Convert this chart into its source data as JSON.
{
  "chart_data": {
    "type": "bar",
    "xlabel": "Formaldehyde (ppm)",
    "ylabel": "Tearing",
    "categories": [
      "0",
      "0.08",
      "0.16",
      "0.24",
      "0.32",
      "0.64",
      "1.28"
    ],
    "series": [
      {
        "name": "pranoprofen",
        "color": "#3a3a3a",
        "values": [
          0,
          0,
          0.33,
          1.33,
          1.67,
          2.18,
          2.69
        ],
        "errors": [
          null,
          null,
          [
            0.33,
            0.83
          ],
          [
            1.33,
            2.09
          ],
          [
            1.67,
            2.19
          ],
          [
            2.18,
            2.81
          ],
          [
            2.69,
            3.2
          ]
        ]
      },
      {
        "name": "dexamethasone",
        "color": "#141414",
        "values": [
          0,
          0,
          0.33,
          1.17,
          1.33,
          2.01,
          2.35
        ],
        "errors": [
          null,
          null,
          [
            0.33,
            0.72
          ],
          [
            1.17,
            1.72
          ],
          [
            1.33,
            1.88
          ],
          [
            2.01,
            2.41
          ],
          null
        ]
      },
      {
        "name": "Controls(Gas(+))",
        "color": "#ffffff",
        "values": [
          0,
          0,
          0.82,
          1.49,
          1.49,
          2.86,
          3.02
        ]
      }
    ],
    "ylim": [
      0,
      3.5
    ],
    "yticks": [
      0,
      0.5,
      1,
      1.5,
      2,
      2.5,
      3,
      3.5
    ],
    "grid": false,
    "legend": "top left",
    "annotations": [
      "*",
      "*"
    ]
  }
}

▸ **EXERCISE DETAILS**
Output the full listing without altering anything.

▸ **SOLUTION TO THIS EXERCISE**
Convert this chart into its source data as JSON.
{
  "chart_data": {
    "type": "bar",
    "xlabel": "Formaldehyde (ppm)",
    "ylabel": "Tearing",
    "categories": [
      "0",
      "0.08",
      "0.16",
      "0.24",
      "0.32",
      "0.64",
      "1.28"
    ],
    "series": [
      {
        "name": "pranoprofen",
        "color": "#3a3a3a",
        "values": [
          0,
          0,
          0.33,
          1.33,
          1.67,
          2.18,
          2.69
        ],
        "errors": [
          null,
          null,
          [
            0.33,
            0.83
          ],
          [
            1.33,
            2.09
          ],
          [
            1.67,
            2.19
          ],
          [
            2.18,
            2.81
          ],
          [
            2.69,
            3.2
          ]
        ]
      },
      {
        "name": "dexamethasone",
        "color": "#141414",
        "values": [
          0,
          0,
          0.33,
          1.17,
          1.33,
          2.01,
          2.35
        ],
        "errors": [
          null,
          null,
          [
            0.33,
            0.72
          ],
          [
            1.17,
            1.72
          ],
          [
            1.33,
            1.88
          ],
          [
            2.01,
            2.41
          ],
          null
        ]
      },
      {
        "name": "Controls(Gas(+))",
        "color": "#ffffff",
        "values": [
          0,
          0,
          0.82,
          1.49,
          1.49,
          2.86,
          3.02
        ]
      }
    ],
    "ylim": [
      0,
      3.5
    ],
    "yticks": [
      0,
      0.5,
      1,
      1.5,
      2,
      2.5,
      3,
      3.5
    ],
    "grid": false,
    "legend": "top left",
    "annotations": [
      "*",
      "*"
    ]
  }
}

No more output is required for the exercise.